Material for the task:

(begin)

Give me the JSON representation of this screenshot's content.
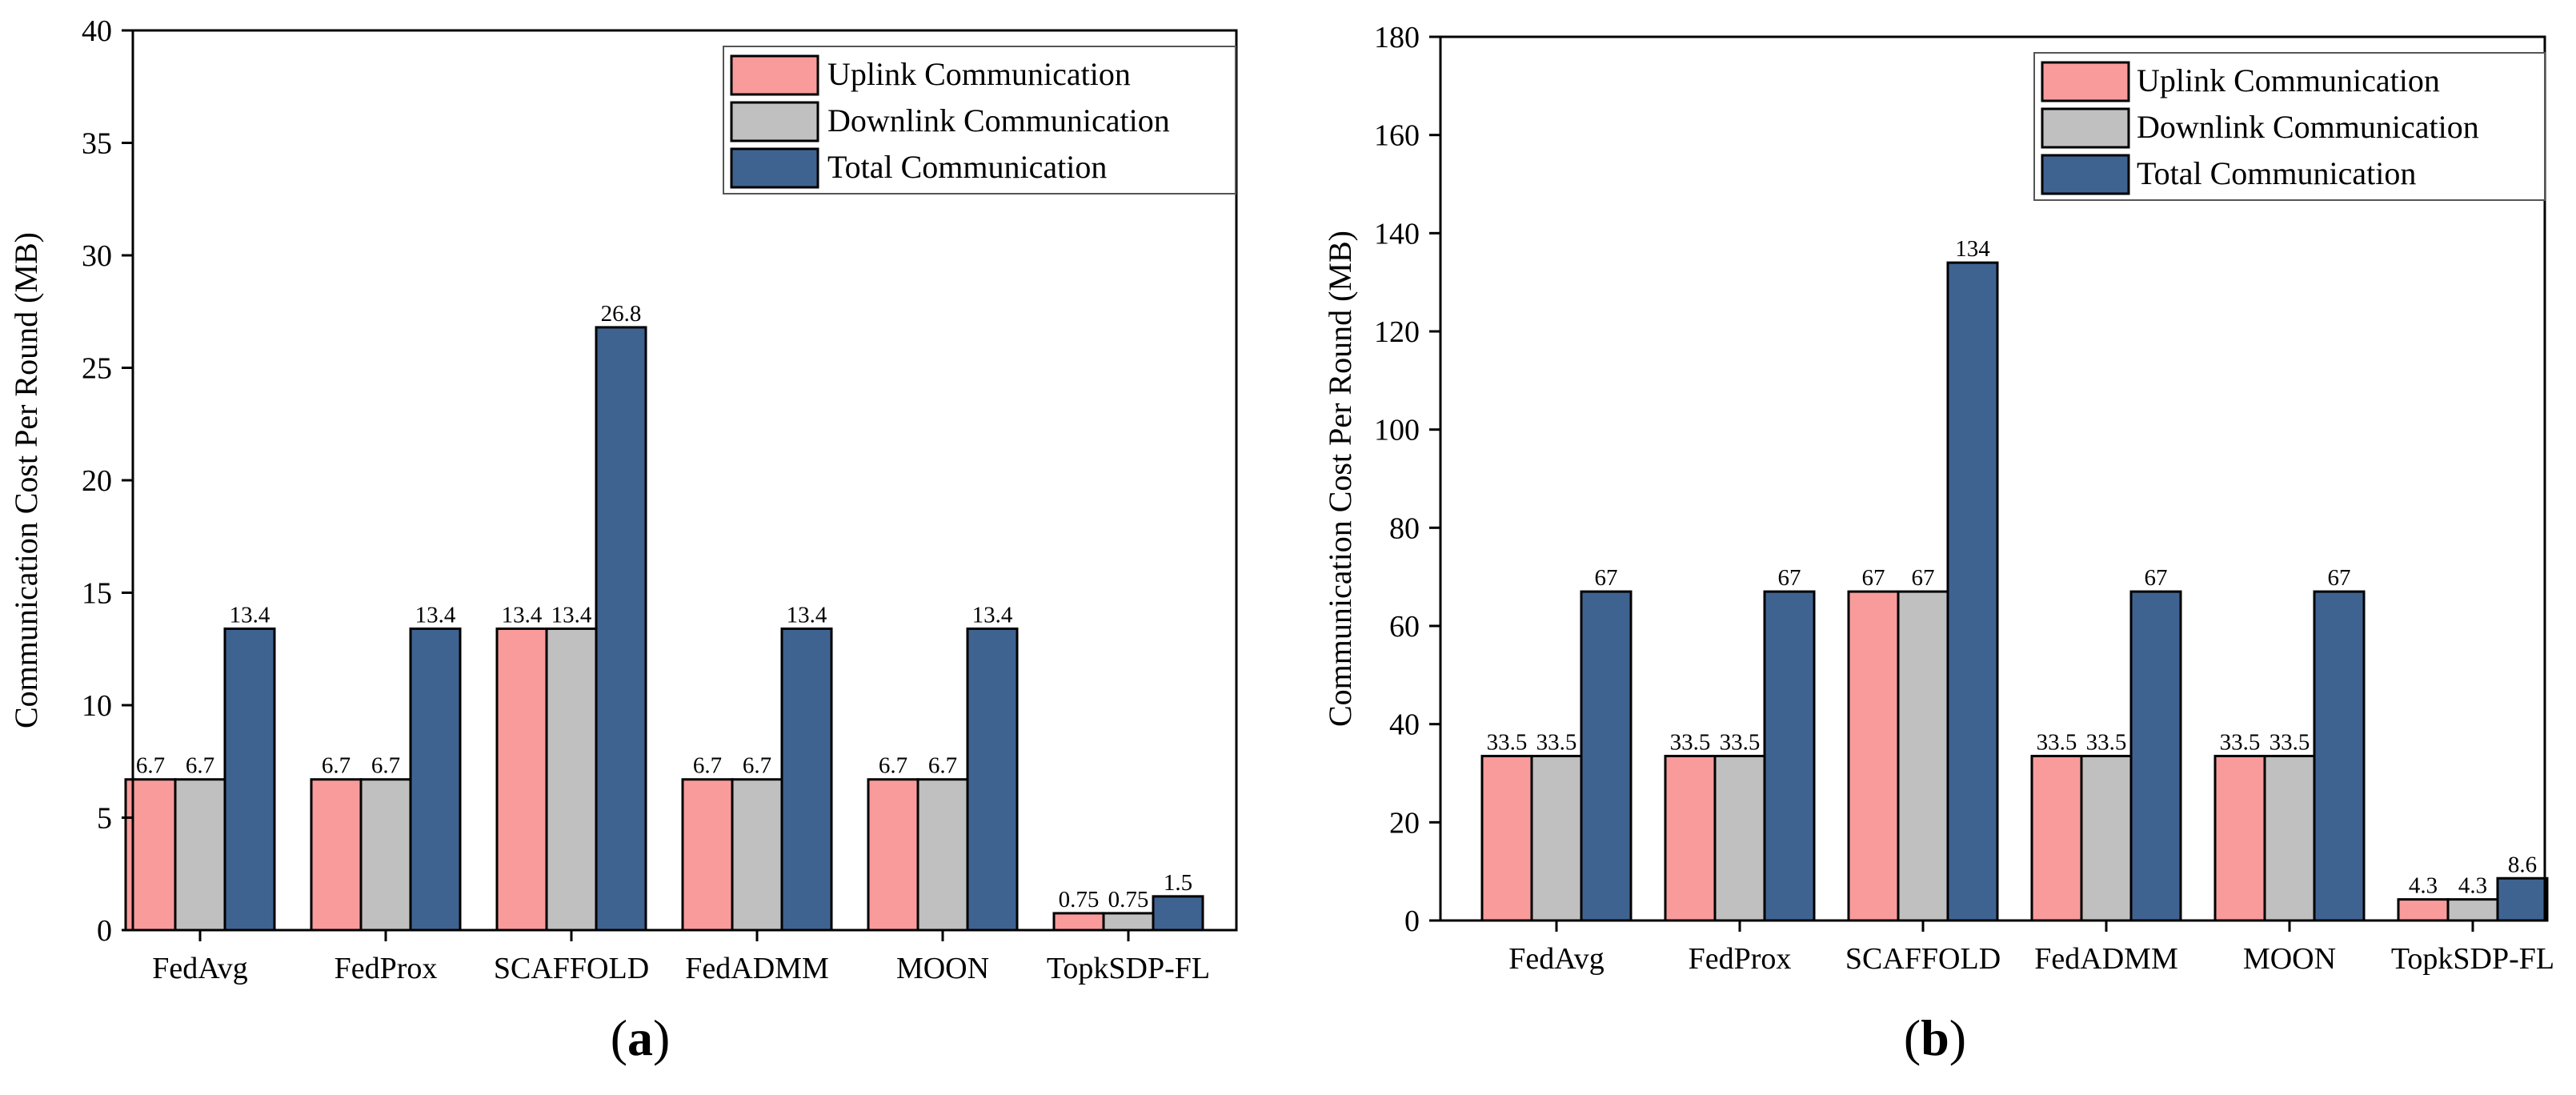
{
  "chart_data": [
    {
      "type": "bar",
      "panel_label": "a",
      "categories": [
        "FedAvg",
        "FedProx",
        "SCAFFOLD",
        "FedADMM",
        "MOON",
        "TopkSDP-FL"
      ],
      "series": [
        {
          "name": "Uplink Communication",
          "color": "#F99B9B",
          "values": [
            6.7,
            6.7,
            13.4,
            6.7,
            6.7,
            0.75
          ]
        },
        {
          "name": "Downlink Communication",
          "color": "#C0C0C0",
          "values": [
            6.7,
            6.7,
            13.4,
            6.7,
            6.7,
            0.75
          ]
        },
        {
          "name": "Total Communication",
          "color": "#3F6391",
          "values": [
            13.4,
            13.4,
            26.8,
            13.4,
            13.4,
            1.5
          ]
        }
      ],
      "data_labels": [
        [
          "6.7",
          "6.7",
          "13.4",
          "6.7",
          "6.7",
          "0.75"
        ],
        [
          "6.7",
          "6.7",
          "13.4",
          "6.7",
          "6.7",
          "0.75"
        ],
        [
          "13.4",
          "13.4",
          "26.8",
          "13.4",
          "13.4",
          "1.5"
        ]
      ],
      "ylabel": "Communication Cost Per Round (MB)",
      "xlabel": "",
      "ylim": [
        0,
        40
      ],
      "yticks": [
        0,
        5,
        10,
        15,
        20,
        25,
        30,
        35,
        40
      ],
      "legend": "top-right"
    },
    {
      "type": "bar",
      "panel_label": "b",
      "categories": [
        "FedAvg",
        "FedProx",
        "SCAFFOLD",
        "FedADMM",
        "MOON",
        "TopkSDP-FL"
      ],
      "series": [
        {
          "name": "Uplink Communication",
          "color": "#F99B9B",
          "values": [
            33.5,
            33.5,
            67,
            33.5,
            33.5,
            4.3
          ]
        },
        {
          "name": "Downlink Communication",
          "color": "#C0C0C0",
          "values": [
            33.5,
            33.5,
            67,
            33.5,
            33.5,
            4.3
          ]
        },
        {
          "name": "Total Communication",
          "color": "#3F6391",
          "values": [
            67,
            67,
            134,
            67,
            67,
            8.6
          ]
        }
      ],
      "data_labels": [
        [
          "33.5",
          "33.5",
          "67",
          "33.5",
          "33.5",
          "4.3"
        ],
        [
          "33.5",
          "33.5",
          "67",
          "33.5",
          "33.5",
          "4.3"
        ],
        [
          "67",
          "67",
          "134",
          "67",
          "67",
          "8.6"
        ]
      ],
      "ylabel": "Communication Cost Per Round (MB)",
      "xlabel": "",
      "ylim": [
        0,
        180
      ],
      "yticks": [
        0,
        20,
        40,
        60,
        80,
        100,
        120,
        140,
        160,
        180
      ],
      "legend": "top-right"
    }
  ]
}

(end)

Instructions for the task:
Restate each entry word for word, please, but drop any images it holds.

Exercise response:
Give me the JSON representation of this screenshot's content.
{
  "chart_data": [
    {
      "type": "bar",
      "panel_label": "a",
      "categories": [
        "FedAvg",
        "FedProx",
        "SCAFFOLD",
        "FedADMM",
        "MOON",
        "TopkSDP-FL"
      ],
      "series": [
        {
          "name": "Uplink Communication",
          "color": "#F99B9B",
          "values": [
            6.7,
            6.7,
            13.4,
            6.7,
            6.7,
            0.75
          ]
        },
        {
          "name": "Downlink Communication",
          "color": "#C0C0C0",
          "values": [
            6.7,
            6.7,
            13.4,
            6.7,
            6.7,
            0.75
          ]
        },
        {
          "name": "Total Communication",
          "color": "#3F6391",
          "values": [
            13.4,
            13.4,
            26.8,
            13.4,
            13.4,
            1.5
          ]
        }
      ],
      "data_labels": [
        [
          "6.7",
          "6.7",
          "13.4",
          "6.7",
          "6.7",
          "0.75"
        ],
        [
          "6.7",
          "6.7",
          "13.4",
          "6.7",
          "6.7",
          "0.75"
        ],
        [
          "13.4",
          "13.4",
          "26.8",
          "13.4",
          "13.4",
          "1.5"
        ]
      ],
      "ylabel": "Communication Cost Per Round (MB)",
      "xlabel": "",
      "ylim": [
        0,
        40
      ],
      "yticks": [
        0,
        5,
        10,
        15,
        20,
        25,
        30,
        35,
        40
      ],
      "legend": "top-right"
    },
    {
      "type": "bar",
      "panel_label": "b",
      "categories": [
        "FedAvg",
        "FedProx",
        "SCAFFOLD",
        "FedADMM",
        "MOON",
        "TopkSDP-FL"
      ],
      "series": [
        {
          "name": "Uplink Communication",
          "color": "#F99B9B",
          "values": [
            33.5,
            33.5,
            67,
            33.5,
            33.5,
            4.3
          ]
        },
        {
          "name": "Downlink Communication",
          "color": "#C0C0C0",
          "values": [
            33.5,
            33.5,
            67,
            33.5,
            33.5,
            4.3
          ]
        },
        {
          "name": "Total Communication",
          "color": "#3F6391",
          "values": [
            67,
            67,
            134,
            67,
            67,
            8.6
          ]
        }
      ],
      "data_labels": [
        [
          "33.5",
          "33.5",
          "67",
          "33.5",
          "33.5",
          "4.3"
        ],
        [
          "33.5",
          "33.5",
          "67",
          "33.5",
          "33.5",
          "4.3"
        ],
        [
          "67",
          "67",
          "134",
          "67",
          "67",
          "8.6"
        ]
      ],
      "ylabel": "Communication Cost Per Round (MB)",
      "xlabel": "",
      "ylim": [
        0,
        180
      ],
      "yticks": [
        0,
        20,
        40,
        60,
        80,
        100,
        120,
        140,
        160,
        180
      ],
      "legend": "top-right"
    }
  ]
}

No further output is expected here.